### Stored entries:
▬▬▬▬▬▬▬▬▬▬

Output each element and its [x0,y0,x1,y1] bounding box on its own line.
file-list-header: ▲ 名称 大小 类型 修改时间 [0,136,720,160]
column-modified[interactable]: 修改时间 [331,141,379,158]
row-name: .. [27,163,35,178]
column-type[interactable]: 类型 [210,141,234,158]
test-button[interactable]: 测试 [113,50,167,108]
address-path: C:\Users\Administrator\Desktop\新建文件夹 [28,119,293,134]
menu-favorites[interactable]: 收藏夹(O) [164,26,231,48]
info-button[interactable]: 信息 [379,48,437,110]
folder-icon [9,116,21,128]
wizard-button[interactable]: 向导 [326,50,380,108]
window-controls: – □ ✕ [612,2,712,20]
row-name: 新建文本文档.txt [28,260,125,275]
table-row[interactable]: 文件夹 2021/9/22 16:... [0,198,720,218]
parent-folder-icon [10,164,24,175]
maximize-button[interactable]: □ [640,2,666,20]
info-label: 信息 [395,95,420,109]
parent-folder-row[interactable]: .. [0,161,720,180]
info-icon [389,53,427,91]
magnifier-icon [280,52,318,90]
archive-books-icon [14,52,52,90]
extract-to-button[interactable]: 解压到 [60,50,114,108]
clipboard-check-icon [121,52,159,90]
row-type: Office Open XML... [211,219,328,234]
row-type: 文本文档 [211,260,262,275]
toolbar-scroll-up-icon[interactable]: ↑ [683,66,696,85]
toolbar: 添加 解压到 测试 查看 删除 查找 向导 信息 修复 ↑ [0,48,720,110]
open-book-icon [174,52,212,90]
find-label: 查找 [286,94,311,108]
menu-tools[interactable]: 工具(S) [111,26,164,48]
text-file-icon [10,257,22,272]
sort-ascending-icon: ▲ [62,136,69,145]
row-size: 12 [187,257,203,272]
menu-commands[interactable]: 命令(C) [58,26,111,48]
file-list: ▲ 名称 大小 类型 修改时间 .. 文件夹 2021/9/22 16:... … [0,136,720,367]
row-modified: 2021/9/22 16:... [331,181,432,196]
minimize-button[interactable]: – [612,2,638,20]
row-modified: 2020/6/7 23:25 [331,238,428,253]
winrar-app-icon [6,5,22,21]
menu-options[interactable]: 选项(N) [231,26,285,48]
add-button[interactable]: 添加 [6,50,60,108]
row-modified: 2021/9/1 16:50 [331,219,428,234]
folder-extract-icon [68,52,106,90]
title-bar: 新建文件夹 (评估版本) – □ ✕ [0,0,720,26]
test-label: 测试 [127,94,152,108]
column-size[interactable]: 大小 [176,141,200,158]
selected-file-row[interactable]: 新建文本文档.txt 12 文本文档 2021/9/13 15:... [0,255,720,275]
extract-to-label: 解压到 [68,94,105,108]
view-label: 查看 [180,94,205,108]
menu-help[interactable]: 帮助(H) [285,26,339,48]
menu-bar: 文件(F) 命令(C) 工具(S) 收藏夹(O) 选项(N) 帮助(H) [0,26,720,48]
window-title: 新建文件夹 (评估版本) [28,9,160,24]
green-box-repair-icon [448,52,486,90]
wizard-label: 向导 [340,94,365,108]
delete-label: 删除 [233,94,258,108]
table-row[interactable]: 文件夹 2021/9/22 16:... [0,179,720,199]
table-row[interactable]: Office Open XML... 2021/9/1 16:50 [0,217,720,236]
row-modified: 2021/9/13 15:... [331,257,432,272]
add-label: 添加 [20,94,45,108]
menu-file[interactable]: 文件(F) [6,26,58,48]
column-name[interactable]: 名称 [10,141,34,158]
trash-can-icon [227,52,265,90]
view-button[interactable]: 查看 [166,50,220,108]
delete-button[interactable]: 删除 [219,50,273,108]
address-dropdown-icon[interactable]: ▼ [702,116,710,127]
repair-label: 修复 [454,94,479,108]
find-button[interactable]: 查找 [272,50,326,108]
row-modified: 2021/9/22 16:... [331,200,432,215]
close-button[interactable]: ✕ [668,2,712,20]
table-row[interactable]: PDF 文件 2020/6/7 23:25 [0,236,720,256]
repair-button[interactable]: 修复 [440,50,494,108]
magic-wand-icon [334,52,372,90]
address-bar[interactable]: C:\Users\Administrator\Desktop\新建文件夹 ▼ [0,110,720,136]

▬▬▬▬▬▬▬▬▬▬

### What to do:
Write out every line of the listing above word for word, leaving none out.

### Final result:
Output each element and its [x0,y0,x1,y1] bounding box on its own line.
file-list-header: ▲ 名称 大小 类型 修改时间 [0,136,720,160]
column-modified[interactable]: 修改时间 [331,141,379,158]
row-name: .. [27,163,35,178]
column-type[interactable]: 类型 [210,141,234,158]
test-button[interactable]: 测试 [113,50,167,108]
address-path: C:\Users\Administrator\Desktop\新建文件夹 [28,119,293,134]
menu-favorites[interactable]: 收藏夹(O) [164,26,231,48]
info-button[interactable]: 信息 [379,48,437,110]
folder-icon [9,116,21,128]
wizard-button[interactable]: 向导 [326,50,380,108]
window-controls: – □ ✕ [612,2,712,20]
row-name: 新建文本文档.txt [28,260,125,275]
table-row[interactable]: 文件夹 2021/9/22 16:... [0,198,720,218]
parent-folder-icon [10,164,24,175]
maximize-button[interactable]: □ [640,2,666,20]
info-label: 信息 [395,95,420,109]
parent-folder-row[interactable]: .. [0,161,720,180]
info-icon [389,53,427,91]
magnifier-icon [280,52,318,90]
archive-books-icon [14,52,52,90]
extract-to-button[interactable]: 解压到 [60,50,114,108]
clipboard-check-icon [121,52,159,90]
row-type: Office Open XML... [211,219,328,234]
row-type: 文本文档 [211,260,262,275]
toolbar-scroll-up-icon[interactable]: ↑ [683,66,696,85]
toolbar: 添加 解压到 测试 查看 删除 查找 向导 信息 修复 ↑ [0,48,720,110]
open-book-icon [174,52,212,90]
find-label: 查找 [286,94,311,108]
menu-tools[interactable]: 工具(S) [111,26,164,48]
text-file-icon [10,257,22,272]
sort-ascending-icon: ▲ [62,136,69,145]
row-size: 12 [187,257,203,272]
menu-commands[interactable]: 命令(C) [58,26,111,48]
file-list: ▲ 名称 大小 类型 修改时间 .. 文件夹 2021/9/22 16:... … [0,136,720,367]
row-modified: 2021/9/22 16:... [331,181,432,196]
minimize-button[interactable]: – [612,2,638,20]
row-modified: 2020/6/7 23:25 [331,238,428,253]
winrar-app-icon [6,5,22,21]
menu-options[interactable]: 选项(N) [231,26,285,48]
add-button[interactable]: 添加 [6,50,60,108]
row-modified: 2021/9/1 16:50 [331,219,428,234]
folder-extract-icon [68,52,106,90]
title-bar: 新建文件夹 (评估版本) – □ ✕ [0,0,720,26]
test-label: 测试 [127,94,152,108]
column-size[interactable]: 大小 [176,141,200,158]
selected-file-row[interactable]: 新建文本文档.txt 12 文本文档 2021/9/13 15:... [0,255,720,275]
extract-to-label: 解压到 [68,94,105,108]
view-label: 查看 [180,94,205,108]
menu-help[interactable]: 帮助(H) [285,26,339,48]
menu-bar: 文件(F) 命令(C) 工具(S) 收藏夹(O) 选项(N) 帮助(H) [0,26,720,48]
window-title: 新建文件夹 (评估版本) [28,9,160,24]
green-box-repair-icon [448,52,486,90]
wizard-label: 向导 [340,94,365,108]
delete-label: 删除 [233,94,258,108]
table-row[interactable]: 文件夹 2021/9/22 16:... [0,179,720,199]
table-row[interactable]: Office Open XML... 2021/9/1 16:50 [0,217,720,236]
row-modified: 2021/9/13 15:... [331,257,432,272]
add-label: 添加 [20,94,45,108]
menu-file[interactable]: 文件(F) [6,26,58,48]
column-name[interactable]: 名称 [10,141,34,158]
trash-can-icon [227,52,265,90]
view-button[interactable]: 查看 [166,50,220,108]
delete-button[interactable]: 删除 [219,50,273,108]
address-dropdown-icon[interactable]: ▼ [702,116,710,127]
repair-label: 修复 [454,94,479,108]
find-button[interactable]: 查找 [272,50,326,108]
row-modified: 2021/9/22 16:... [331,200,432,215]
close-button[interactable]: ✕ [668,2,712,20]
table-row[interactable]: PDF 文件 2020/6/7 23:25 [0,236,720,256]
repair-button[interactable]: 修复 [440,50,494,108]
magic-wand-icon [334,52,372,90]
address-bar[interactable]: C:\Users\Administrator\Desktop\新建文件夹 ▼ [0,110,720,136]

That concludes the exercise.